Set task: Give the number of lines in the records below that include "排除C项", and nothing more.

The data:
******

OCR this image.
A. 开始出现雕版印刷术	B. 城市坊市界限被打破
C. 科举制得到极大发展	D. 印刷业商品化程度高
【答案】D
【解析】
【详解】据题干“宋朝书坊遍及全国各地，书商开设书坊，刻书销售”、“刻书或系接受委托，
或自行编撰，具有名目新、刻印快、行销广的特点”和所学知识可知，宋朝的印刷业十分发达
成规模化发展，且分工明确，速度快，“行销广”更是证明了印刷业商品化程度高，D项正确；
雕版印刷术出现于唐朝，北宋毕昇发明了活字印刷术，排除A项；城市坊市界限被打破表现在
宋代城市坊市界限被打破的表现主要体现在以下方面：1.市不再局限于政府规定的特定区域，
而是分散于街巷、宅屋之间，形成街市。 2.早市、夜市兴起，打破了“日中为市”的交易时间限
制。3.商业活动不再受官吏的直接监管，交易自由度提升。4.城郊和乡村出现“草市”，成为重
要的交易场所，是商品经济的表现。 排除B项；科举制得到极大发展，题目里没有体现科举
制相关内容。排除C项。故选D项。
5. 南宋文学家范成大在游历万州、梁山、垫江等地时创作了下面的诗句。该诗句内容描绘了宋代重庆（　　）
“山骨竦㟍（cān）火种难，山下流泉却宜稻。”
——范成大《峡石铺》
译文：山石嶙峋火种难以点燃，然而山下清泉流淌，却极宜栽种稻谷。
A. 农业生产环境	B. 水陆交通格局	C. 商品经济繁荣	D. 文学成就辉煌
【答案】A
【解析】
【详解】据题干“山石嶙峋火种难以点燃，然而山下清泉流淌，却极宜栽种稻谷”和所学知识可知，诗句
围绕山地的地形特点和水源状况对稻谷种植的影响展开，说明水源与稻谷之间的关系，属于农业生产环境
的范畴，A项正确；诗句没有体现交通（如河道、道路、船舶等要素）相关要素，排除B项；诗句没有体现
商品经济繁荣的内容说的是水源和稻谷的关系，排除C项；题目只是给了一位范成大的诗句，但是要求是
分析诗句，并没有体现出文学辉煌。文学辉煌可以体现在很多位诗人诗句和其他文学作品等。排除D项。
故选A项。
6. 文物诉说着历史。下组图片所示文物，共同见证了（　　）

******

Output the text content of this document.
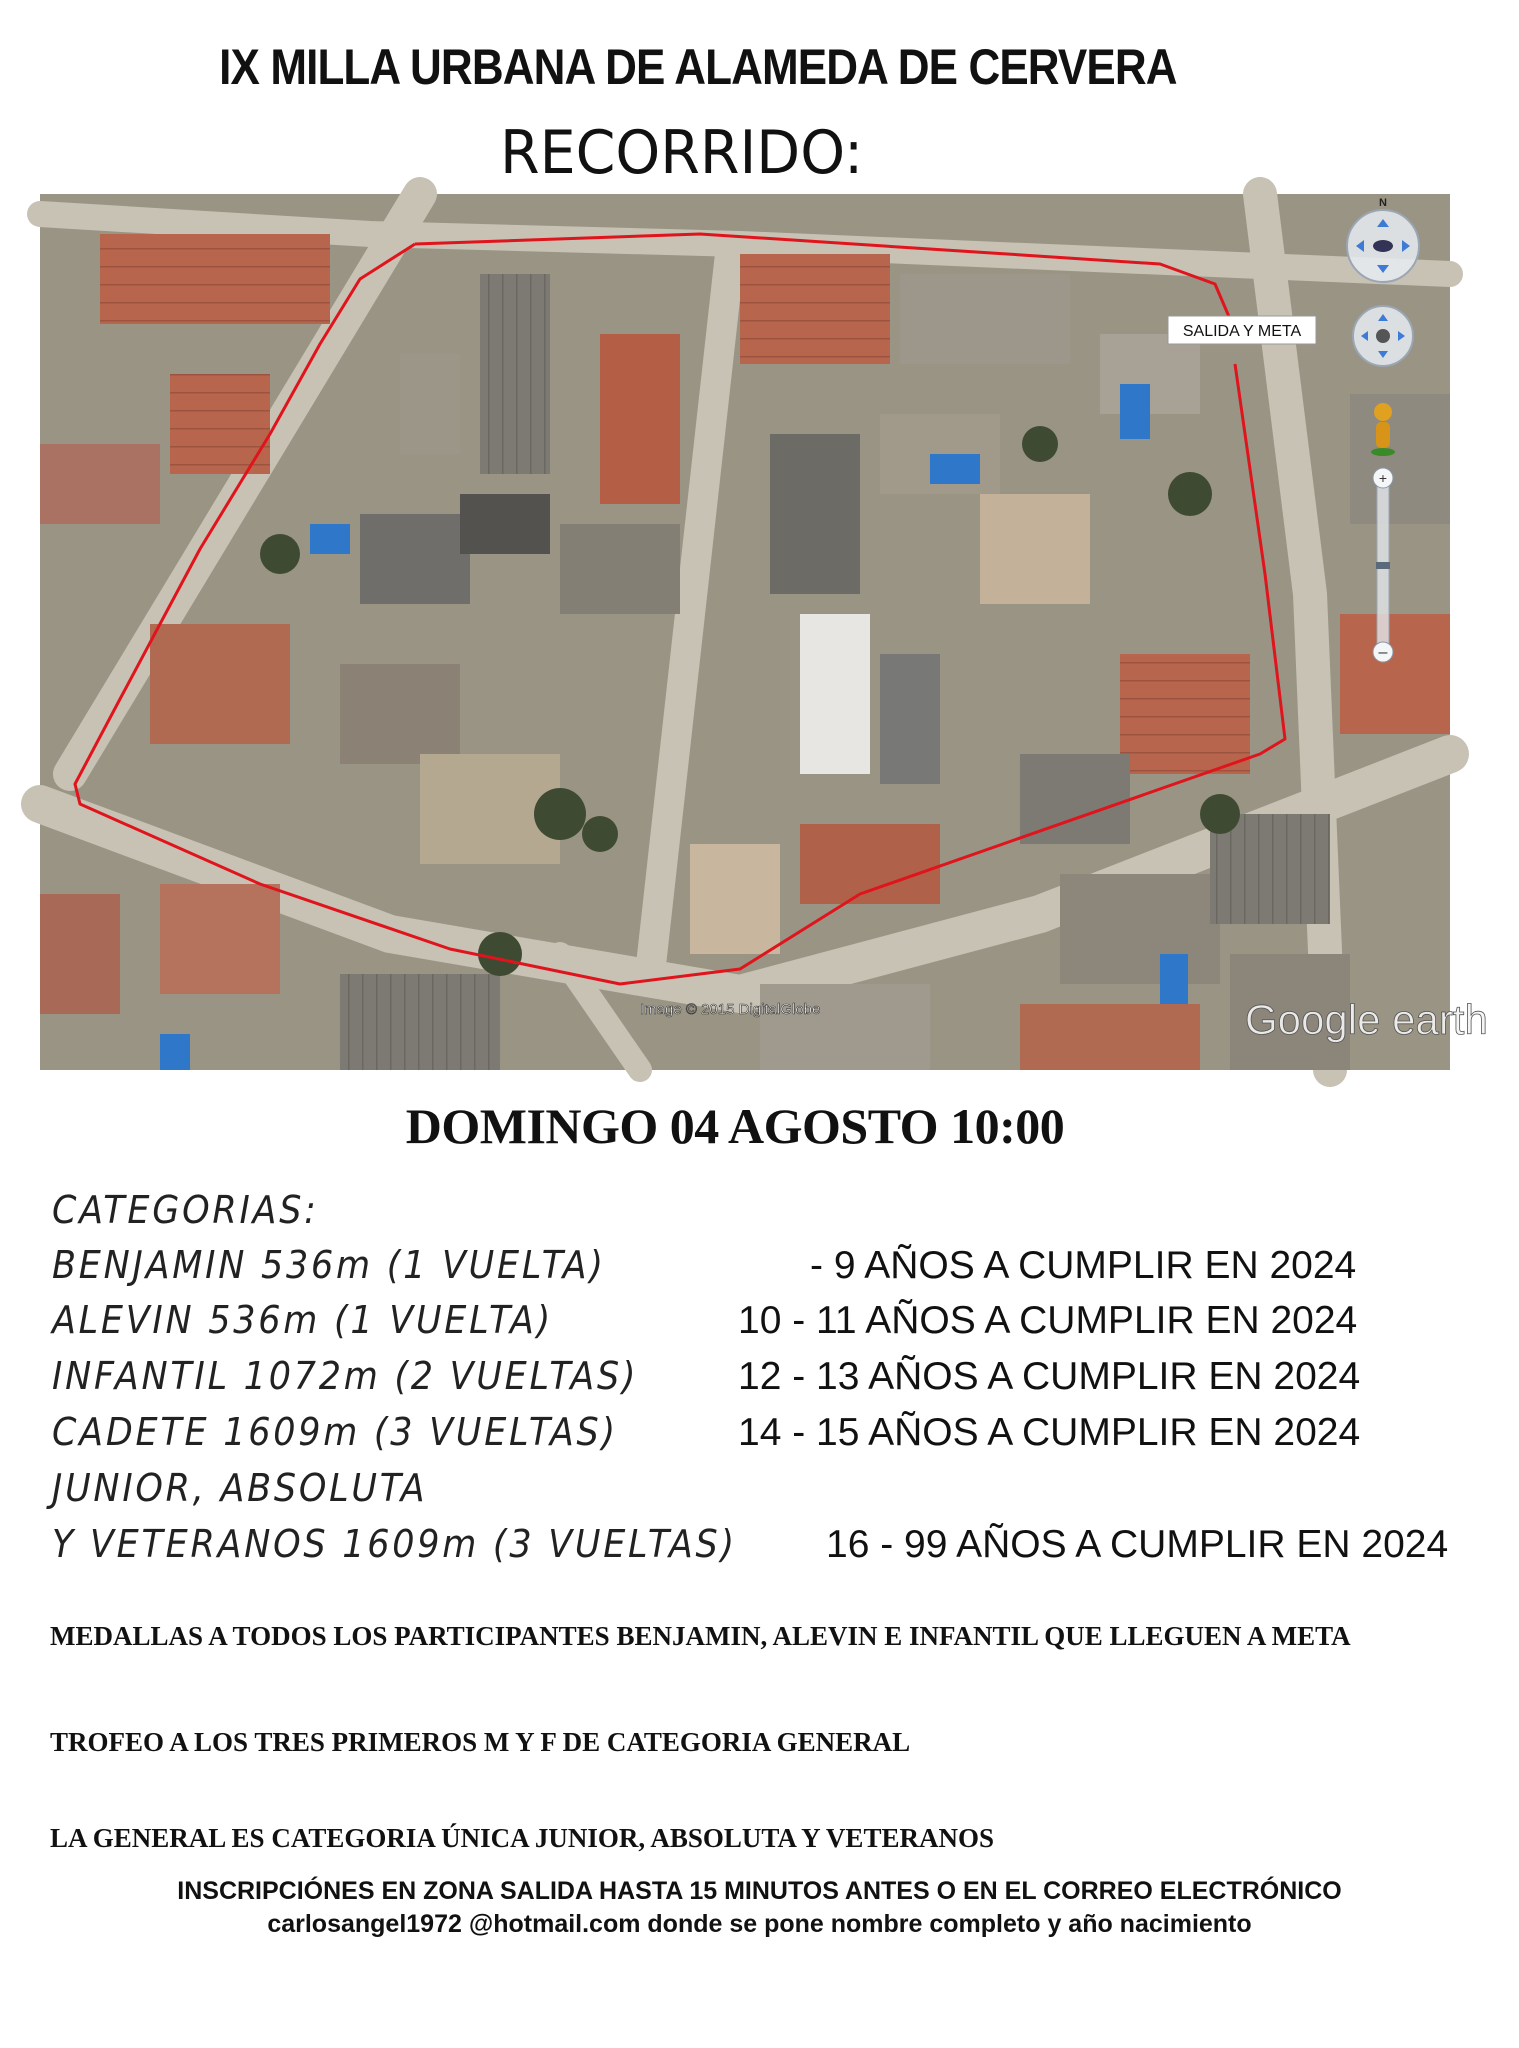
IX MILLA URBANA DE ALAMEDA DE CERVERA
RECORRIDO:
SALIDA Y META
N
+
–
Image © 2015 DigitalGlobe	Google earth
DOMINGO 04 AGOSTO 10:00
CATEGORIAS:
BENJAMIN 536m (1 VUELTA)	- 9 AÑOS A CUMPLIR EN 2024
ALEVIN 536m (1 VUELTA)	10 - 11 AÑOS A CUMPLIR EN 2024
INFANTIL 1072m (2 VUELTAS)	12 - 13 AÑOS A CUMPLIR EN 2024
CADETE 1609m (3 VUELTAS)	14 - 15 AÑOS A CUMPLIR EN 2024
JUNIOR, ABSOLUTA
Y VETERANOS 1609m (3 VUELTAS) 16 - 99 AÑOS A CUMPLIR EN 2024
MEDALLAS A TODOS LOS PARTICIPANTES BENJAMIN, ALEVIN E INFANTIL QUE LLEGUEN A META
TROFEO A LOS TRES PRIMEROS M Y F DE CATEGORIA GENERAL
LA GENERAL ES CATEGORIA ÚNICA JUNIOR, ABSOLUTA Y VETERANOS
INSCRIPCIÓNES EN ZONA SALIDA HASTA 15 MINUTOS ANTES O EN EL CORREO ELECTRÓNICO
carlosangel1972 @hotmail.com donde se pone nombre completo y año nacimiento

******

The solution: 2